Selected passage>

The virtual 2021 congress was jointly organised by the Centre for Agriculture and Bioscience International (CABI) and the International Organisation for Biological Control (IOBC) in Davos, Switzerland.
The event opened with welcome notes from Martin Hill, President of IOBC Global and Professor of Rhodes University, Grahamstown, South Africa, and Ulli Kuhlmann, Executive Director & Local Organiser of ICBC, CABI, Delémont, Switzerland.
The keynote lecture was presented by George Heimpel, former President of IOBC Global, who discussed the urgent need for improving the uptake of biological control in agriculture for pest and disease control. He said this could only be achieved through multi- and interdisciplinary research approaches.
The congress’s 26 sessions, three panel discussions and poster sessions covered a range of issues including climate change, genetic improvement of biological control agents, ecological interactions among biological control agents, challenges and risks associated with biological control, and the development of decision support systems to bolster the use of biological control agents. The panel discussions provided great insights on some important future avenues for advancing research on biological control.
The plenary speaker, Alessandra Moccia, Director of Regulatory Affairs, Suterra and Semiochemical Professional Group Chair of International Biocontrol Manufacturers Associations (IBMA) reflected on the global regulatory policies and registration procedures for biocontrol products. Jonathan Shoham, Senior Consultant Analyst, IHS Markit presented an in-depth analysis on the landscape for biological control agents and their current market status, demonstrating the tremendous future potential of biocontrol products in agriculture.
Among the scientific sessions, Dr Belinda Luke, Global Team Leader, PlantWise Plus from CHAP partner CABI delivered a session on “BioSuccess – an app to help determine the effects of climate change on the efficacy of a biopesticide”. In another session, Kris Wyckhuys, Chief Executive Officer at Chrysalis Consulting discussed the importance of a participatory approach on knowledge sharing for bridging social and natural sciences to assess the uptake, public awareness and the economic impact of biological control.
The week-long congress was highly interdisciplinary. It brought together policymakers, scientists, young researchers, and practitioners from all parts of the world working on different disciplines of biological control under one roof to facilitate networking for open science and increase the reach of biological control solutions worldwide.

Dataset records

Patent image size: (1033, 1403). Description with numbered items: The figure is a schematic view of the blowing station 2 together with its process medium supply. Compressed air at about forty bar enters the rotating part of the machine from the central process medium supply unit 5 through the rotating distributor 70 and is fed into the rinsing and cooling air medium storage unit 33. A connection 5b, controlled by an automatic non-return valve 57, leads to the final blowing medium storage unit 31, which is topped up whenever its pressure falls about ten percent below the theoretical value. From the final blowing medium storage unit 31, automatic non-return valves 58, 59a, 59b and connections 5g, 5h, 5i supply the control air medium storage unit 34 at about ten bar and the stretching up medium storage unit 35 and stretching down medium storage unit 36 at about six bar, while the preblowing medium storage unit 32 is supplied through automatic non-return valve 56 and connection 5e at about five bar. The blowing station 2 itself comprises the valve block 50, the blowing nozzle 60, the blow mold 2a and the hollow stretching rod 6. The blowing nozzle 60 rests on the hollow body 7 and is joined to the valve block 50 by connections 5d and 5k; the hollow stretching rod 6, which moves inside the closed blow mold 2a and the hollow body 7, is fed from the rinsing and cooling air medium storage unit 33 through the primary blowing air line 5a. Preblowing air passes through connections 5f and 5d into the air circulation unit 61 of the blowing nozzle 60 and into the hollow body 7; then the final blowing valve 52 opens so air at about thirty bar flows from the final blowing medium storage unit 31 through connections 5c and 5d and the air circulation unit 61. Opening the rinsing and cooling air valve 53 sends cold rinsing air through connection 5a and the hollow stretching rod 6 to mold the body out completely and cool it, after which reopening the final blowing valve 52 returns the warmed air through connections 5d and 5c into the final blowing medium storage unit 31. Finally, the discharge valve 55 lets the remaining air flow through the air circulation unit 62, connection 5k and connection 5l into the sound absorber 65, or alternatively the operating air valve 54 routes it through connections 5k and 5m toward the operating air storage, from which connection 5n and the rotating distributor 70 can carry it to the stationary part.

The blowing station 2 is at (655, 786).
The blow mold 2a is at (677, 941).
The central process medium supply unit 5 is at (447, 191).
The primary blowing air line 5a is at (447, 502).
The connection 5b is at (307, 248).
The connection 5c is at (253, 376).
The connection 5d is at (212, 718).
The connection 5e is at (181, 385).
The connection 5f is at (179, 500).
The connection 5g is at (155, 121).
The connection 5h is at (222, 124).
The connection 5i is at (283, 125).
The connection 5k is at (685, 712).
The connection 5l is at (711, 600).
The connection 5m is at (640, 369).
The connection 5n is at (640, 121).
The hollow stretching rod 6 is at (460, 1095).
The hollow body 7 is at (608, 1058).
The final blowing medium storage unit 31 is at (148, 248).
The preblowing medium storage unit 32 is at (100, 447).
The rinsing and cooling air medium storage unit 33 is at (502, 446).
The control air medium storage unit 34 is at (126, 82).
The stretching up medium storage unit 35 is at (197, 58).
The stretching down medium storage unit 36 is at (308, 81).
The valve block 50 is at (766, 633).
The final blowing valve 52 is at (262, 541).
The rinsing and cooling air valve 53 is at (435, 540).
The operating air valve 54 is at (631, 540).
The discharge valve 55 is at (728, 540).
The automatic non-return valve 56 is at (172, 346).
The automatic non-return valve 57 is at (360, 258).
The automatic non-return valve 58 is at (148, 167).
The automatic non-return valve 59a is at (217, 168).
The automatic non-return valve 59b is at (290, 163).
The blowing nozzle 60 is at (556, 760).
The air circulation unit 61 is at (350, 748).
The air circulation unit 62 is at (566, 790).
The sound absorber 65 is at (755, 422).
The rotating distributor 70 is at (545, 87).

Things to do>
a - Rewrite the congress report starting with "The event opened" and going on through "interdisciplinary research approaches.", with "keynote lecture" replaced by "opening address".
b - Say whether each statement agrees with the congress report, answering yes or no and quoting the deciding words: (i) Ulli Kuhlmann was Executive Director & Local Organiser of ICBC. (ii) The congress had 30 sessions. (iii) George Heimpel said the uptake of biological control could be improved through research within a single discipline.
These data were taken from a different source than the congress report.

Outputs by task>
a -
The event opened with welcome notes from Martin Hill, President of IOBC Global and Professor of Rhodes University, Grahamstown, South Africa, and Ulli Kuhlmann, Executive Director & Local Organiser of ICBC, CABI, Delémont, Switzerland.
The opening address was presented by George Heimpel, former President of IOBC Global, who discussed the urgent need for improving the uptake of biological control in agriculture for pest and disease control. He said this could only be achieved through multi- and interdisciplinary research approaches.

b -
(i) Yes: "Ulli Kuhlmann, Executive Director & Local Organiser of ICBC, CABI, Delémont, Switzerland."
(ii) No: "The congress’s 26 sessions, three panel discussions and poster sessions"
(iii) No: "He said this could only be achieved through multi- and interdisciplinary research approaches."